» **DOCUMENT EXCERPT**:
========

Even when you throw facts in their face they'd still pretend they didn't see it. That's called willful ignorance.


----------



## Sadgoob (Jan 27, 2017)

Turrin said:


> I don't see how someone whose being intellectually honest can question how it's possible that Jiraiya could combat Itachi after the Kabuto fight & DBIV.



I don't see how someone who's being intellectually honest could compare Jiraiya starting in base to Naruto or Kabuto starting in base, as the latter two showed far superior skills and methods in getting into Sage Mode. If Itachi truly wanted base War Naruto or base Kabuto dead before they entered Sage Mode, he has a decent shot of doing it. Jiraiya has much worse chances.

I don't see how someone who's being intellectually honest could compare Sage Jiraiya to Sage Naruto or Kabuto. Pain Arc Sage Naruto was killing Pain bodies left and right while Sage Jiraiya ran away and relied on his summons' genjutsu. Those same summons that saved Jiraiya flat out stated Naruto surpassed Jiraiya. And War Arc Sage Naruto & Kabuto were different beasts _entirely._

I don't see how someone who's being intellectually honest can acknowledge that the Sharingan can control summons, ninja, tailed beasts, and that Sage Kabuto himself cut off his vision against Itachi for fear of being controlled, but Itachi couldn't control Shima or Fukasaku that have zero knowledge of Itachi.

========

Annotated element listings
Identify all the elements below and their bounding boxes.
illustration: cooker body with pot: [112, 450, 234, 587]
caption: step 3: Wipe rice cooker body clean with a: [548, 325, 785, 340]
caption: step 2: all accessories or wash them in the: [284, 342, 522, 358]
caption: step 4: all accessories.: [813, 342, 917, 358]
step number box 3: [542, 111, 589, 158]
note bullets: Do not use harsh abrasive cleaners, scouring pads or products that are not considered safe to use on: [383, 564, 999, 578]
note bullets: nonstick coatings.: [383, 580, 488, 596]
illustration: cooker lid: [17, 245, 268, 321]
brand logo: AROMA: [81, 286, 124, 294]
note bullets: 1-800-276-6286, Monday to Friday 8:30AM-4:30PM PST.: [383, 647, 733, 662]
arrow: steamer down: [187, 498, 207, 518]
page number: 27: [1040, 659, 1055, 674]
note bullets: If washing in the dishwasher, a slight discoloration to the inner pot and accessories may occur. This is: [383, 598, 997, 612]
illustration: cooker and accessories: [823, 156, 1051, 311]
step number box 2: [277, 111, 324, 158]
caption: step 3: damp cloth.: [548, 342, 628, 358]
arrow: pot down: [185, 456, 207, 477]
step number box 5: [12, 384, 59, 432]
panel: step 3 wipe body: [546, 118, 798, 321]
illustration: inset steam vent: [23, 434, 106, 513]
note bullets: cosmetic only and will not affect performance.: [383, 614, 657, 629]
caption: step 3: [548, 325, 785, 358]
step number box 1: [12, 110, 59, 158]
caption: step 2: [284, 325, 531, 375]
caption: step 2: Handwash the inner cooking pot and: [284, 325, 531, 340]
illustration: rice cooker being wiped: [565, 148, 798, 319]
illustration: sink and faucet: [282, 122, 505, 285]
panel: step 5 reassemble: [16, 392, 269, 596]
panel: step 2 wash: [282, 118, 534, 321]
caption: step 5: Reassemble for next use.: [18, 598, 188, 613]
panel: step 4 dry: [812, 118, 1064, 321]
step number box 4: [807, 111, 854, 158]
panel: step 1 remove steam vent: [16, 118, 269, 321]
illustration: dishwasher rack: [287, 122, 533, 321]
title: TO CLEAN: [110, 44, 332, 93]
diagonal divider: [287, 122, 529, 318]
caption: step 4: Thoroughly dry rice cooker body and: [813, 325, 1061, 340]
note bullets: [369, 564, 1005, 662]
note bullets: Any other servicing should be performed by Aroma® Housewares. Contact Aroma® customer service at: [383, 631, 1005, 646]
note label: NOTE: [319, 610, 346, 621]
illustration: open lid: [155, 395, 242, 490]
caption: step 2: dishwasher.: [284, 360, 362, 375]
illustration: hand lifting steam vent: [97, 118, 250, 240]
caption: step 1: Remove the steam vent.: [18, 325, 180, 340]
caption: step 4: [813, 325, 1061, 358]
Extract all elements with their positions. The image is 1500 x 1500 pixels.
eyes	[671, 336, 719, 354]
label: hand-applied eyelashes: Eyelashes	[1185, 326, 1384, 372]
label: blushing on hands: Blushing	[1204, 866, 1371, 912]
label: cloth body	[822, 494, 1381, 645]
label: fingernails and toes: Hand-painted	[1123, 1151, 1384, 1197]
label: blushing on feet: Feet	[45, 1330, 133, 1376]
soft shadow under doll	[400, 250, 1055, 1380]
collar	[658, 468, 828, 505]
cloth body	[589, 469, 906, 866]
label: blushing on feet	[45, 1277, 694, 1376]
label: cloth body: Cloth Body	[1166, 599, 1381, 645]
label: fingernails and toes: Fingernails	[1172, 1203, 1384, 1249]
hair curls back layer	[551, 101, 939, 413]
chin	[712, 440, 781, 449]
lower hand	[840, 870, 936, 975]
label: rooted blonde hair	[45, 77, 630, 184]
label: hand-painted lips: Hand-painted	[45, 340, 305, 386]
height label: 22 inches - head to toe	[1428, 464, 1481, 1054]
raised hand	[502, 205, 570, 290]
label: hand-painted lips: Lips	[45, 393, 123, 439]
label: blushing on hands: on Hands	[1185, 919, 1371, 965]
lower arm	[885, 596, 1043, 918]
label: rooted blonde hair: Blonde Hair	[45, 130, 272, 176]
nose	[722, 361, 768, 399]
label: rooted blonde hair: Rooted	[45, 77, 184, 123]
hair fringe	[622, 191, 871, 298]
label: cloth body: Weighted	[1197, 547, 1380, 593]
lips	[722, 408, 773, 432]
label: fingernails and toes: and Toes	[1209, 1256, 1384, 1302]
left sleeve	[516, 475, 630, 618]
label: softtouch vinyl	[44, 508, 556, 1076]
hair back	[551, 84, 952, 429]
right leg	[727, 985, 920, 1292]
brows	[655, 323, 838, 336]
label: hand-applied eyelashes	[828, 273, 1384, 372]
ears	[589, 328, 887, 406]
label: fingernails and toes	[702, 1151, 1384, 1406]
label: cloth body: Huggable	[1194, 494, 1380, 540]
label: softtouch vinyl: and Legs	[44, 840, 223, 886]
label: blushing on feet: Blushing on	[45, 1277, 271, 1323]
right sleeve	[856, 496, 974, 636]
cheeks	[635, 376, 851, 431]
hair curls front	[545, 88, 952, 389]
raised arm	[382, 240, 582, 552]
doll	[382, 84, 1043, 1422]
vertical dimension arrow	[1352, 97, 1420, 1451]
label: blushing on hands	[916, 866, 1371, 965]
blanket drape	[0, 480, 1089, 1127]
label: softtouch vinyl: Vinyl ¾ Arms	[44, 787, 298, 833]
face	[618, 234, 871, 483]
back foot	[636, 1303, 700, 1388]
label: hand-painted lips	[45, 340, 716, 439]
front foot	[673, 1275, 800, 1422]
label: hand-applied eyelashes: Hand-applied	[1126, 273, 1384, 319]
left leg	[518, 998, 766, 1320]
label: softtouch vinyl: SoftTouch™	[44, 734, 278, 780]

========

» **PROBLEM SET**:
1 – In the forum thread, what does the poster say the Sharingan can control? List every item.
2 – Tally the lines of the records that contain the string "foot". Reply with the number alone.

» **FINAL RESULTS**:
1 – Summons, ninja, and tailed beasts.

2 – 2